PROBLEM: The listing below should be written out exactly; please include all of it.
# # # # # # #
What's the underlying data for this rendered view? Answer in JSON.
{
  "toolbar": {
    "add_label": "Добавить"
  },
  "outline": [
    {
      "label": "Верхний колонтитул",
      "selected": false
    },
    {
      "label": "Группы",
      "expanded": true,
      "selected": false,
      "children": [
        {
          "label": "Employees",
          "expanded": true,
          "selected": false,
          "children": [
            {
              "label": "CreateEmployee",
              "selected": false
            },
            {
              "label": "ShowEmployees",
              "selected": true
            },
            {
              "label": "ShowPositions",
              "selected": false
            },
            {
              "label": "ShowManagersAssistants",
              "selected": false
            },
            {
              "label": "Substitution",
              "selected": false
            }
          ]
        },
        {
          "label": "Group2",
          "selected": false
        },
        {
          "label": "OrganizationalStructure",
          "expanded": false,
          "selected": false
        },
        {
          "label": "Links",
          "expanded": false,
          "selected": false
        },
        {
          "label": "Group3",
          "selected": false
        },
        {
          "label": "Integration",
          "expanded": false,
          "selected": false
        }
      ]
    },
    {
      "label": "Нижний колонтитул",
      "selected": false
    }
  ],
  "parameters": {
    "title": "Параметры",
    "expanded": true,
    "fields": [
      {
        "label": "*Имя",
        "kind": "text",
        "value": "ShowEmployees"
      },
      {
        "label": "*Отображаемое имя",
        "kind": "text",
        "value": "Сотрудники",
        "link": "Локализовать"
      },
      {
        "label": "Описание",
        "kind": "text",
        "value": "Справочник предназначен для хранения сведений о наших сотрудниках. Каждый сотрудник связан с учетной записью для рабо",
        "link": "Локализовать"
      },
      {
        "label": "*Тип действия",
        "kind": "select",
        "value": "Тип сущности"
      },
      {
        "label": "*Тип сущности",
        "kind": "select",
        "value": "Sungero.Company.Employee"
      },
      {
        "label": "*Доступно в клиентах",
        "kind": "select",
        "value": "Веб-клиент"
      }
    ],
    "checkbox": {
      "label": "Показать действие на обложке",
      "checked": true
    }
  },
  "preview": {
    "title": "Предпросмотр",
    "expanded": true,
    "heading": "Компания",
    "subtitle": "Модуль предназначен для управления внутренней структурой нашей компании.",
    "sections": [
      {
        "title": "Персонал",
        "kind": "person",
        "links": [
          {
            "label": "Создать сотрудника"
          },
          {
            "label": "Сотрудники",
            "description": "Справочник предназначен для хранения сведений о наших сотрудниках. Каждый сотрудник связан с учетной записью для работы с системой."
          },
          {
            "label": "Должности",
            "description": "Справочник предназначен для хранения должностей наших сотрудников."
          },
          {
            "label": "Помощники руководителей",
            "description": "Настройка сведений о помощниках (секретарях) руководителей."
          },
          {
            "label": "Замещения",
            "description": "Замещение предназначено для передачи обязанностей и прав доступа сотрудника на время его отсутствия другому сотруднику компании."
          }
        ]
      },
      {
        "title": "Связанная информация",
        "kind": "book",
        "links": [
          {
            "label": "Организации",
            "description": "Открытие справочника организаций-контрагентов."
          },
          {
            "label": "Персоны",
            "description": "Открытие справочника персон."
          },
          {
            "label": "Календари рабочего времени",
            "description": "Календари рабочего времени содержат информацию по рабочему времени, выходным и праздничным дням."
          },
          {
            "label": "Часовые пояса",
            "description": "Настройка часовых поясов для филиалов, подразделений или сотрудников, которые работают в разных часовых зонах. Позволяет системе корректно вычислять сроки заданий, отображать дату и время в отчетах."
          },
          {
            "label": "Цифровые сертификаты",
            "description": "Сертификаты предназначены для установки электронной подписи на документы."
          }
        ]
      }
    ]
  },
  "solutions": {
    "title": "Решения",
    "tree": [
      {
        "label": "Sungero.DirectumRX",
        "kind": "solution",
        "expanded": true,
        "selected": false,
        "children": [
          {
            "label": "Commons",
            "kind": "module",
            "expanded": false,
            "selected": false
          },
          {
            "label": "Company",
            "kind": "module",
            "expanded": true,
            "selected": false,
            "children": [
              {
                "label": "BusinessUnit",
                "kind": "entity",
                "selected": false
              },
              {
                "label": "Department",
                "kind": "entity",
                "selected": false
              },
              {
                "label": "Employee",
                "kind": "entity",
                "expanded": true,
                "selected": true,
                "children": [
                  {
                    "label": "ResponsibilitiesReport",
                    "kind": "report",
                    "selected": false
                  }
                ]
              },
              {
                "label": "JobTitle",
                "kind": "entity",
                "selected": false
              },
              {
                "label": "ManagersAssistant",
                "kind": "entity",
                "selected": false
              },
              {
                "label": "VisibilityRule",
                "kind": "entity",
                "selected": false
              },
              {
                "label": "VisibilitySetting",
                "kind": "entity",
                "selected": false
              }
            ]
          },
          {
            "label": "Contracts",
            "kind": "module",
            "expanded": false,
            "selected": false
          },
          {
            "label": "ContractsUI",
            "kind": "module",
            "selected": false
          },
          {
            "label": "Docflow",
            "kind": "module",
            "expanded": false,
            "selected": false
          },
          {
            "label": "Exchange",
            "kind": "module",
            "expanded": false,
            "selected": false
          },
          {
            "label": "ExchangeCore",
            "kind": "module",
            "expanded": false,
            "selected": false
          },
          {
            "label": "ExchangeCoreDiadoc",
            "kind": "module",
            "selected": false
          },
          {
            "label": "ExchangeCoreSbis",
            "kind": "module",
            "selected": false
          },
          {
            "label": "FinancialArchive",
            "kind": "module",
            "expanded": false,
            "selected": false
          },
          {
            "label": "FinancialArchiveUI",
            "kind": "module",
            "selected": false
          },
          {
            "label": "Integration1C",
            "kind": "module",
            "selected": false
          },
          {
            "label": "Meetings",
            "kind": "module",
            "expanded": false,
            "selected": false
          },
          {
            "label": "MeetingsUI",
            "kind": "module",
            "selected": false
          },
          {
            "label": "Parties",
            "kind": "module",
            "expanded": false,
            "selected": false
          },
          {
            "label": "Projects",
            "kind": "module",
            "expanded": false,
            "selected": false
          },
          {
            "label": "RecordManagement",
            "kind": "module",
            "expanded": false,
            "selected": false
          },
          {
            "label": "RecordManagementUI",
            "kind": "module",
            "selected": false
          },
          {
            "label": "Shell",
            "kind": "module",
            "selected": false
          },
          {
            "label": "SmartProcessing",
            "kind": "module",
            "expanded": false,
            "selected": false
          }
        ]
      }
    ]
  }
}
# # # # # # #
RESULT OF THIS TASK:
What's the underlying data for this rendered view? Answer in JSON.
{
  "toolbar": {
    "add_label": "Добавить"
  },
  "outline": [
    {
      "label": "Верхний колонтитул",
      "selected": false
    },
    {
      "label": "Группы",
      "expanded": true,
      "selected": false,
      "children": [
        {
          "label": "Employees",
          "expanded": true,
          "selected": false,
          "children": [
            {
              "label": "CreateEmployee",
              "selected": false
            },
            {
              "label": "ShowEmployees",
              "selected": true
            },
            {
              "label": "ShowPositions",
              "selected": false
            },
            {
              "label": "ShowManagersAssistants",
              "selected": false
            },
            {
              "label": "Substitution",
              "selected": false
            }
          ]
        },
        {
          "label": "Group2",
          "selected": false
        },
        {
          "label": "OrganizationalStructure",
          "expanded": false,
          "selected": false
        },
        {
          "label": "Links",
          "expanded": false,
          "selected": false
        },
        {
          "label": "Group3",
          "selected": false
        },
        {
          "label": "Integration",
          "expanded": false,
          "selected": false
        }
      ]
    },
    {
      "label": "Нижний колонтитул",
      "selected": false
    }
  ],
  "parameters": {
    "title": "Параметры",
    "expanded": true,
    "fields": [
      {
        "label": "*Имя",
        "kind": "text",
        "value": "ShowEmployees"
      },
      {
        "label": "*Отображаемое имя",
        "kind": "text",
        "value": "Сотрудники",
        "link": "Локализовать"
      },
      {
        "label": "Описание",
        "kind": "text",
        "value": "Справочник предназначен для хранения сведений о наших сотрудниках. Каждый сотрудник связан с учетной записью для рабо",
        "link": "Локализовать"
      },
      {
        "label": "*Тип действия",
        "kind": "select",
        "value": "Тип сущности"
      },
      {
        "label": "*Тип сущности",
        "kind": "select",
        "value": "Sungero.Company.Employee"
      },
      {
        "label": "*Доступно в клиентах",
        "kind": "select",
        "value": "Веб-клиент"
      }
    ],
    "checkbox": {
      "label": "Показать действие на обложке",
      "checked": true
    }
  },
  "preview": {
    "title": "Предпросмотр",
    "expanded": true,
    "heading": "Компания",
    "subtitle": "Модуль предназначен для управления внутренней структурой нашей компании.",
    "sections": [
      {
        "title": "Персонал",
        "kind": "person",
        "links": [
          {
            "label": "Создать сотрудника"
          },
          {
            "label": "Сотрудники",
            "description": "Справочник предназначен для хранения сведений о наших сотрудниках. Каждый сотрудник связан с учетной записью для работы с системой."
          },
          {
            "label": "Должности",
            "description": "Справочник предназначен для хранения должностей наших сотрудников."
          },
          {
            "label": "Помощники руководителей",
            "description": "Настройка сведений о помощниках (секретарях) руководителей."
          },
          {
            "label": "Замещения",
            "description": "Замещение предназначено для передачи обязанностей и прав доступа сотрудника на время его отсутствия другому сотруднику компании."
          }
        ]
      },
      {
        "title": "Связанная информация",
        "kind": "book",
        "links": [
          {
            "label": "Организации",
            "description": "Открытие справочника организаций-контрагентов."
          },
          {
            "label": "Персоны",
            "description": "Открытие справочника персон."
          },
          {
            "label": "Календари рабочего времени",
            "description": "Календари рабочего времени содержат информацию по рабочему времени, выходным и праздничным дням."
          },
          {
            "label": "Часовые пояса",
            "description": "Настройка часовых поясов для филиалов, подразделений или сотрудников, которые работают в разных часовых зонах. Позволяет системе корректно вычислять сроки заданий, отображать дату и время в отчетах."
          },
          {
            "label": "Цифровые сертификаты",
            "description": "Сертификаты предназначены для установки электронной подписи на документы."
          }
        ]
      }
    ]
  },
  "solutions": {
    "title": "Решения",
    "tree": [
      {
        "label": "Sungero.DirectumRX",
        "kind": "solution",
        "expanded": true,
        "selected": false,
        "children": [
          {
            "label": "Commons",
            "kind": "module",
            "expanded": false,
            "selected": false
          },
          {
            "label": "Company",
            "kind": "module",
            "expanded": true,
            "selected": false,
            "children": [
              {
                "label": "BusinessUnit",
                "kind": "entity",
                "selected": false
              },
              {
                "label": "Department",
                "kind": "entity",
                "selected": false
              },
              {
                "label": "Employee",
                "kind": "entity",
                "expanded": true,
                "selected": true,
                "children": [
                  {
                    "label": "ResponsibilitiesReport",
                    "kind": "report",
                    "selected": false
                  }
                ]
              },
              {
                "label": "JobTitle",
                "kind": "entity",
                "selected": false
              },
              {
                "label": "ManagersAssistant",
                "kind": "entity",
                "selected": false
              },
              {
                "label": "VisibilityRule",
                "kind": "entity",
                "selected": false
              },
              {
                "label": "VisibilitySetting",
                "kind": "entity",
                "selected": false
              }
            ]
          },
          {
            "label": "Contracts",
            "kind": "module",
            "expanded": false,
            "selected": false
          },
          {
            "label": "ContractsUI",
            "kind": "module",
            "selected": false
          },
          {
            "label": "Docflow",
            "kind": "module",
            "expanded": false,
            "selected": false
          },
          {
            "label": "Exchange",
            "kind": "module",
            "expanded": false,
            "selected": false
          },
          {
            "label": "ExchangeCore",
            "kind": "module",
            "expanded": false,
            "selected": false
          },
          {
            "label": "ExchangeCoreDiadoc",
            "kind": "module",
            "selected": false
          },
          {
            "label": "ExchangeCoreSbis",
            "kind": "module",
            "selected": false
          },
          {
            "label": "FinancialArchive",
            "kind": "module",
            "expanded": false,
            "selected": false
          },
          {
            "label": "FinancialArchiveUI",
            "kind": "module",
            "selected": false
          },
          {
            "label": "Integration1C",
            "kind": "module",
            "selected": false
          },
          {
            "label": "Meetings",
            "kind": "module",
            "expanded": false,
            "selected": false
          },
          {
            "label": "MeetingsUI",
            "kind": "module",
            "selected": false
          },
          {
            "label": "Parties",
            "kind": "module",
            "expanded": false,
            "selected": false
          },
          {
            "label": "Projects",
            "kind": "module",
            "expanded": false,
            "selected": false
          },
          {
            "label": "RecordManagement",
            "kind": "module",
            "expanded": false,
            "selected": false
          },
          {
            "label": "RecordManagementUI",
            "kind": "module",
            "selected": false
          },
          {
            "label": "Shell",
            "kind": "module",
            "selected": false
          },
          {
            "label": "SmartProcessing",
            "kind": "module",
            "expanded": false,
            "selected": false
          }
        ]
      }
    ]
  }
}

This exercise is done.